++++ MATERIAL ++++

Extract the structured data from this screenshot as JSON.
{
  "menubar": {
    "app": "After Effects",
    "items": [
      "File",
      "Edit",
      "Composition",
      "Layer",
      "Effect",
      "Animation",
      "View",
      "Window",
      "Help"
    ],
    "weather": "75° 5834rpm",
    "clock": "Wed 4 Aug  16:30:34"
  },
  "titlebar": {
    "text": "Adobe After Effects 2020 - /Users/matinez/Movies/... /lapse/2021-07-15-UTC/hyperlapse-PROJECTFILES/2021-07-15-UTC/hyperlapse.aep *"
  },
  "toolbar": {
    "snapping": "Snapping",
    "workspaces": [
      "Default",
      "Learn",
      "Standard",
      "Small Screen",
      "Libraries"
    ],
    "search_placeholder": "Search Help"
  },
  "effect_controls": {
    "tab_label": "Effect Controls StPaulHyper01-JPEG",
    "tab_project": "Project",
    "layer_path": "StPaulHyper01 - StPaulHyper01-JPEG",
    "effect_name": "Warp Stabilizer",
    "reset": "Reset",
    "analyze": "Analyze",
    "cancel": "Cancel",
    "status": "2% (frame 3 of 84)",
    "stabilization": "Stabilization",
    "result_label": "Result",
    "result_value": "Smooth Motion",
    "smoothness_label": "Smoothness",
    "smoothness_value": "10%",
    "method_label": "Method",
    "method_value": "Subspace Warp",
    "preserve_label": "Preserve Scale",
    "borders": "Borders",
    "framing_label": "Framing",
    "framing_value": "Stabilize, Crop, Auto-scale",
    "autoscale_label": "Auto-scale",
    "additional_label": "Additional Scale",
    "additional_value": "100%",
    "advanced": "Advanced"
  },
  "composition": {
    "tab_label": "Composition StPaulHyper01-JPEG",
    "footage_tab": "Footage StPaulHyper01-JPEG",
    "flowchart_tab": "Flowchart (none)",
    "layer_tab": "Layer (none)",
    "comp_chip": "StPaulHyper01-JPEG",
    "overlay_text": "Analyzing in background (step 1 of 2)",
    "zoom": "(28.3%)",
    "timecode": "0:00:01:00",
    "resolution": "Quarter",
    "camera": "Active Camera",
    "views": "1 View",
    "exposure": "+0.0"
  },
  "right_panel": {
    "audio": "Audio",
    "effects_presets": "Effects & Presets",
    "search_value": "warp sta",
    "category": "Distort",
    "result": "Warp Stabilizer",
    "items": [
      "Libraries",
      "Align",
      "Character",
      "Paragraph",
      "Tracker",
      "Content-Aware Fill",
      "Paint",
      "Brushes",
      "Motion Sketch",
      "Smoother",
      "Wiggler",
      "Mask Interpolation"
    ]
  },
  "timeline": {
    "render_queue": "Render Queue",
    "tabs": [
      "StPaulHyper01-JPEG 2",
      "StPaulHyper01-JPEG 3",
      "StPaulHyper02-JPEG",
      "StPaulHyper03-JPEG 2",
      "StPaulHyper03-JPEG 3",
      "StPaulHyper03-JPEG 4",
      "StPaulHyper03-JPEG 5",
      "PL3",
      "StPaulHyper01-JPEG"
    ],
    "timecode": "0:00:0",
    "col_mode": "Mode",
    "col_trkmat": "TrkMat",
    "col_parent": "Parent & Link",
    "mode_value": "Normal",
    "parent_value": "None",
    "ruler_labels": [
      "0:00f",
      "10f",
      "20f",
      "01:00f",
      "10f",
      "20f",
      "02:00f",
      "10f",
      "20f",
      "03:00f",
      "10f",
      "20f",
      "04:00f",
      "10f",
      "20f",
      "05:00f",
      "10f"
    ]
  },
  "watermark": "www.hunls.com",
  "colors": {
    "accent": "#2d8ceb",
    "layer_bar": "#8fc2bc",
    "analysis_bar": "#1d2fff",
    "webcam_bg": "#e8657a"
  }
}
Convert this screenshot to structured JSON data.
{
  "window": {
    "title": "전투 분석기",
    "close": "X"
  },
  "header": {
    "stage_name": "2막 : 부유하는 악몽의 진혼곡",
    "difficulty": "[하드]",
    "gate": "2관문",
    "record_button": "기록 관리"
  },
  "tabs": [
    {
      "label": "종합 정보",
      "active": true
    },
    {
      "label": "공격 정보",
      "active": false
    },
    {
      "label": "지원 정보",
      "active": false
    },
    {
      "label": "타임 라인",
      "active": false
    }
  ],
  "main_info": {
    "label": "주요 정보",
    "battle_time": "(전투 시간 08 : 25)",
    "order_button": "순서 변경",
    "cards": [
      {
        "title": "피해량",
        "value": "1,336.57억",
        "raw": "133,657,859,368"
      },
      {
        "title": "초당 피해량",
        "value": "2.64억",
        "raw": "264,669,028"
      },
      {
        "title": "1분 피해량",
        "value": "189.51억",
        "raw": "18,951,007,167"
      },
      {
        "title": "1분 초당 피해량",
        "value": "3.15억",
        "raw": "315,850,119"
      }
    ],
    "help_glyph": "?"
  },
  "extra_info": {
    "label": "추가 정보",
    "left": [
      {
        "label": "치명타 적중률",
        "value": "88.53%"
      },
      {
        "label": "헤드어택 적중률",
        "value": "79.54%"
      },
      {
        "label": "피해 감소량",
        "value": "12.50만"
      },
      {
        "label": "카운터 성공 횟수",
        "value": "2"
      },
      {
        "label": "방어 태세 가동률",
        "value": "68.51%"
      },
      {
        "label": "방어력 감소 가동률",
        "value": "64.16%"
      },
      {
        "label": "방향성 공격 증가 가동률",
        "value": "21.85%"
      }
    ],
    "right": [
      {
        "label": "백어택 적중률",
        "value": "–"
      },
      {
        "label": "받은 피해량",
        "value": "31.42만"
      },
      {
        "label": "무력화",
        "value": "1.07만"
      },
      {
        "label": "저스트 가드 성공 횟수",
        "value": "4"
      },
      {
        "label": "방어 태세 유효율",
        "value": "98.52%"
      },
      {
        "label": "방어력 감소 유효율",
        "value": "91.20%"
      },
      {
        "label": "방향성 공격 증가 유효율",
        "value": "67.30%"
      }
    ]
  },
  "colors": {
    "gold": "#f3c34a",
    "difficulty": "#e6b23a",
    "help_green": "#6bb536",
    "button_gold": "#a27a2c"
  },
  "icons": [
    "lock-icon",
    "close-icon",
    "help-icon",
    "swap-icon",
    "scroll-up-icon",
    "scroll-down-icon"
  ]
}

++++

WORK TO BE COMPLETED: Write out every record shown above, word for word.

FINAL RESULT:
Extract the structured data from this screenshot as JSON.
{
  "menubar": {
    "app": "After Effects",
    "items": [
      "File",
      "Edit",
      "Composition",
      "Layer",
      "Effect",
      "Animation",
      "View",
      "Window",
      "Help"
    ],
    "weather": "75° 5834rpm",
    "clock": "Wed 4 Aug  16:30:34"
  },
  "titlebar": {
    "text": "Adobe After Effects 2020 - /Users/matinez/Movies/... /lapse/2021-07-15-UTC/hyperlapse-PROJECTFILES/2021-07-15-UTC/hyperlapse.aep *"
  },
  "toolbar": {
    "snapping": "Snapping",
    "workspaces": [
      "Default",
      "Learn",
      "Standard",
      "Small Screen",
      "Libraries"
    ],
    "search_placeholder": "Search Help"
  },
  "effect_controls": {
    "tab_label": "Effect Controls StPaulHyper01-JPEG",
    "tab_project": "Project",
    "layer_path": "StPaulHyper01 - StPaulHyper01-JPEG",
    "effect_name": "Warp Stabilizer",
    "reset": "Reset",
    "analyze": "Analyze",
    "cancel": "Cancel",
    "status": "2% (frame 3 of 84)",
    "stabilization": "Stabilization",
    "result_label": "Result",
    "result_value": "Smooth Motion",
    "smoothness_label": "Smoothness",
    "smoothness_value": "10%",
    "method_label": "Method",
    "method_value": "Subspace Warp",
    "preserve_label": "Preserve Scale",
    "borders": "Borders",
    "framing_label": "Framing",
    "framing_value": "Stabilize, Crop, Auto-scale",
    "autoscale_label": "Auto-scale",
    "additional_label": "Additional Scale",
    "additional_value": "100%",
    "advanced": "Advanced"
  },
  "composition": {
    "tab_label": "Composition StPaulHyper01-JPEG",
    "footage_tab": "Footage StPaulHyper01-JPEG",
    "flowchart_tab": "Flowchart (none)",
    "layer_tab": "Layer (none)",
    "comp_chip": "StPaulHyper01-JPEG",
    "overlay_text": "Analyzing in background (step 1 of 2)",
    "zoom": "(28.3%)",
    "timecode": "0:00:01:00",
    "resolution": "Quarter",
    "camera": "Active Camera",
    "views": "1 View",
    "exposure": "+0.0"
  },
  "right_panel": {
    "audio": "Audio",
    "effects_presets": "Effects & Presets",
    "search_value": "warp sta",
    "category": "Distort",
    "result": "Warp Stabilizer",
    "items": [
      "Libraries",
      "Align",
      "Character",
      "Paragraph",
      "Tracker",
      "Content-Aware Fill",
      "Paint",
      "Brushes",
      "Motion Sketch",
      "Smoother",
      "Wiggler",
      "Mask Interpolation"
    ]
  },
  "timeline": {
    "render_queue": "Render Queue",
    "tabs": [
      "StPaulHyper01-JPEG 2",
      "StPaulHyper01-JPEG 3",
      "StPaulHyper02-JPEG",
      "StPaulHyper03-JPEG 2",
      "StPaulHyper03-JPEG 3",
      "StPaulHyper03-JPEG 4",
      "StPaulHyper03-JPEG 5",
      "PL3",
      "StPaulHyper01-JPEG"
    ],
    "timecode": "0:00:0",
    "col_mode": "Mode",
    "col_trkmat": "TrkMat",
    "col_parent": "Parent & Link",
    "mode_value": "Normal",
    "parent_value": "None",
    "ruler_labels": [
      "0:00f",
      "10f",
      "20f",
      "01:00f",
      "10f",
      "20f",
      "02:00f",
      "10f",
      "20f",
      "03:00f",
      "10f",
      "20f",
      "04:00f",
      "10f",
      "20f",
      "05:00f",
      "10f"
    ]
  },
  "watermark": "www.hunls.com",
  "colors": {
    "accent": "#2d8ceb",
    "layer_bar": "#8fc2bc",
    "analysis_bar": "#1d2fff",
    "webcam_bg": "#e8657a"
  }
}
Convert this screenshot to structured JSON data.
{
  "window": {
    "title": "전투 분석기",
    "close": "X"
  },
  "header": {
    "stage_name": "2막 : 부유하는 악몽의 진혼곡",
    "difficulty": "[하드]",
    "gate": "2관문",
    "record_button": "기록 관리"
  },
  "tabs": [
    {
      "label": "종합 정보",
      "active": true
    },
    {
      "label": "공격 정보",
      "active": false
    },
    {
      "label": "지원 정보",
      "active": false
    },
    {
      "label": "타임 라인",
      "active": false
    }
  ],
  "main_info": {
    "label": "주요 정보",
    "battle_time": "(전투 시간 08 : 25)",
    "order_button": "순서 변경",
    "cards": [
      {
        "title": "피해량",
        "value": "1,336.57억",
        "raw": "133,657,859,368"
      },
      {
        "title": "초당 피해량",
        "value": "2.64억",
        "raw": "264,669,028"
      },
      {
        "title": "1분 피해량",
        "value": "189.51억",
        "raw": "18,951,007,167"
      },
      {
        "title": "1분 초당 피해량",
        "value": "3.15억",
        "raw": "315,850,119"
      }
    ],
    "help_glyph": "?"
  },
  "extra_info": {
    "label": "추가 정보",
    "left": [
      {
        "label": "치명타 적중률",
        "value": "88.53%"
      },
      {
        "label": "헤드어택 적중률",
        "value": "79.54%"
      },
      {
        "label": "피해 감소량",
        "value": "12.50만"
      },
      {
        "label": "카운터 성공 횟수",
        "value": "2"
      },
      {
        "label": "방어 태세 가동률",
        "value": "68.51%"
      },
      {
        "label": "방어력 감소 가동률",
        "value": "64.16%"
      },
      {
        "label": "방향성 공격 증가 가동률",
        "value": "21.85%"
      }
    ],
    "right": [
      {
        "label": "백어택 적중률",
        "value": "–"
      },
      {
        "label": "받은 피해량",
        "value": "31.42만"
      },
      {
        "label": "무력화",
        "value": "1.07만"
      },
      {
        "label": "저스트 가드 성공 횟수",
        "value": "4"
      },
      {
        "label": "방어 태세 유효율",
        "value": "98.52%"
      },
      {
        "label": "방어력 감소 유효율",
        "value": "91.20%"
      },
      {
        "label": "방향성 공격 증가 유효율",
        "value": "67.30%"
      }
    ]
  },
  "colors": {
    "gold": "#f3c34a",
    "difficulty": "#e6b23a",
    "help_green": "#6bb536",
    "button_gold": "#a27a2c"
  },
  "icons": [
    "lock-icon",
    "close-icon",
    "help-icon",
    "swap-icon",
    "scroll-up-icon",
    "scroll-down-icon"
  ]
}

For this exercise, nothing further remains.